## Entries provided
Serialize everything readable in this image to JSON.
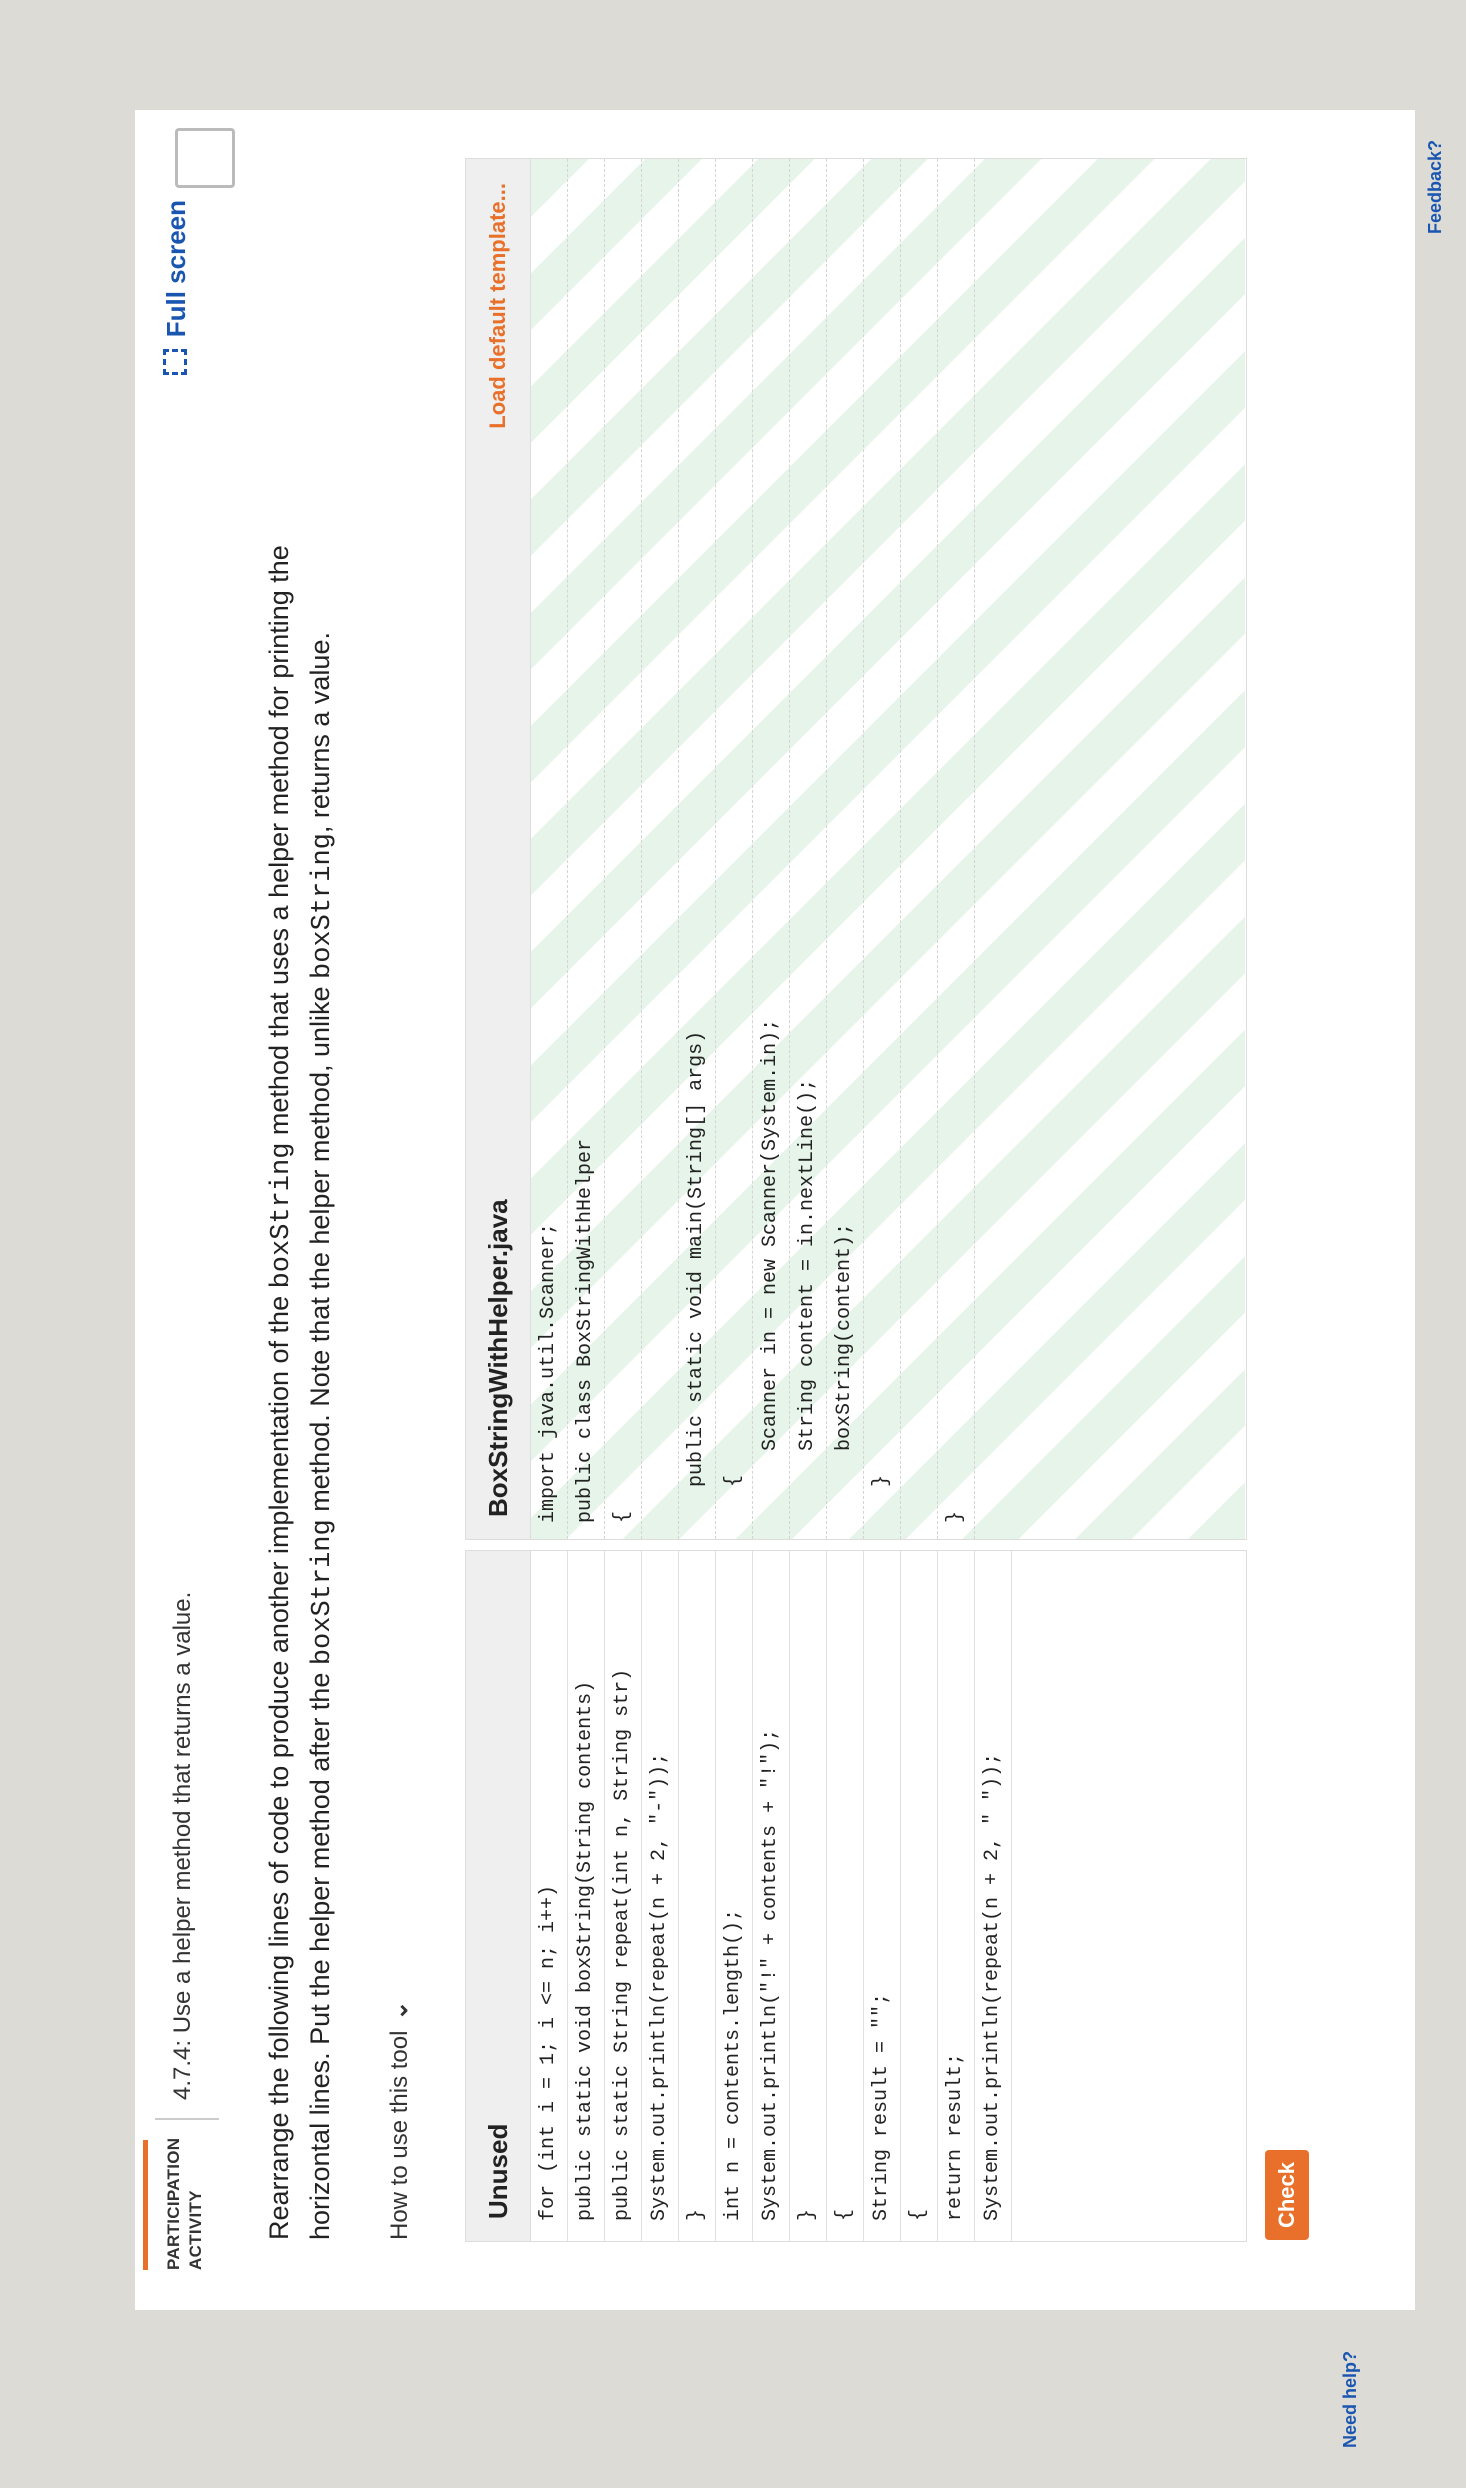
{
  "activity": {
    "type_label": "PARTICIPATION ACTIVITY",
    "title": "4.7.4: Use a helper method that returns a value.",
    "fullscreen_label": "Full screen"
  },
  "instructions": {
    "part1": "Rearrange the following lines of code to produce another implementation of the ",
    "code1": "boxString",
    "part2": " method that uses a helper method for printing the horizontal lines. Put the helper method after the ",
    "code2": "boxString",
    "part3": " method. Note that the helper method, unlike ",
    "code3": "boxString",
    "part4": ", returns a value."
  },
  "how_to_use": "How to use this tool",
  "unused_panel": {
    "title": "Unused",
    "lines": [
      "for (int i = 1; i <= n; i++)",
      "public static void boxString(String contents)",
      "public static String repeat(int n, String str)",
      "System.out.println(repeat(n + 2, \"-\"));",
      "}",
      "int n = contents.length();",
      "System.out.println(\"!\" + contents + \"!\");",
      "}",
      "{",
      "String result = \"\";",
      "{",
      "return result;",
      "System.out.println(repeat(n + 2, \" \"));"
    ]
  },
  "file_panel": {
    "title": "BoxStringWithHelper.java",
    "load_default": "Load default template...",
    "code": [
      "import java.util.Scanner;",
      "public class BoxStringWithHelper",
      "{",
      "",
      "   public static void main(String[] args)",
      "   {",
      "      Scanner in = new Scanner(System.in);",
      "      String content = in.nextLine();",
      "      boxString(content);",
      "   }",
      "",
      "}"
    ]
  },
  "check_label": "Check",
  "need_help": "Need help?",
  "feedback": "Feedback?"
}
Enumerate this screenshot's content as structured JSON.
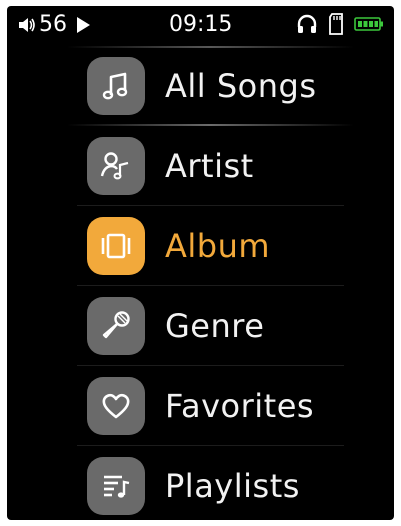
{
  "status": {
    "volume_level": "56",
    "time": "09:15",
    "icons": [
      "speaker-icon",
      "play-icon",
      "headphones-icon",
      "sd-card-icon",
      "battery-icon"
    ]
  },
  "menu": {
    "items": [
      {
        "label": "All Songs",
        "icon": "music-note-icon",
        "selected": false
      },
      {
        "label": "Artist",
        "icon": "artist-icon",
        "selected": false
      },
      {
        "label": "Album",
        "icon": "album-icon",
        "selected": true
      },
      {
        "label": "Genre",
        "icon": "microphone-icon",
        "selected": false
      },
      {
        "label": "Favorites",
        "icon": "heart-icon",
        "selected": false
      },
      {
        "label": "Playlists",
        "icon": "playlist-icon",
        "selected": false
      }
    ]
  },
  "colors": {
    "accent": "#f2a93b",
    "icon_tile": "#6a6a6a",
    "text": "#f2f2f2",
    "background": "#000000",
    "battery": "#3cc83c"
  }
}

## Brief
Extract, word for word, every line from the one holding "Enumerate this screenshot's" through the closing line of the data above. Do not include any pictures.

## Solution below
Enumerate this screenshot's content as structured JSON.
{
  "status": {
    "volume_level": "56",
    "time": "09:15",
    "icons": [
      "speaker-icon",
      "play-icon",
      "headphones-icon",
      "sd-card-icon",
      "battery-icon"
    ]
  },
  "menu": {
    "items": [
      {
        "label": "All Songs",
        "icon": "music-note-icon",
        "selected": false
      },
      {
        "label": "Artist",
        "icon": "artist-icon",
        "selected": false
      },
      {
        "label": "Album",
        "icon": "album-icon",
        "selected": true
      },
      {
        "label": "Genre",
        "icon": "microphone-icon",
        "selected": false
      },
      {
        "label": "Favorites",
        "icon": "heart-icon",
        "selected": false
      },
      {
        "label": "Playlists",
        "icon": "playlist-icon",
        "selected": false
      }
    ]
  },
  "colors": {
    "accent": "#f2a93b",
    "icon_tile": "#6a6a6a",
    "text": "#f2f2f2",
    "background": "#000000",
    "battery": "#3cc83c"
  }
}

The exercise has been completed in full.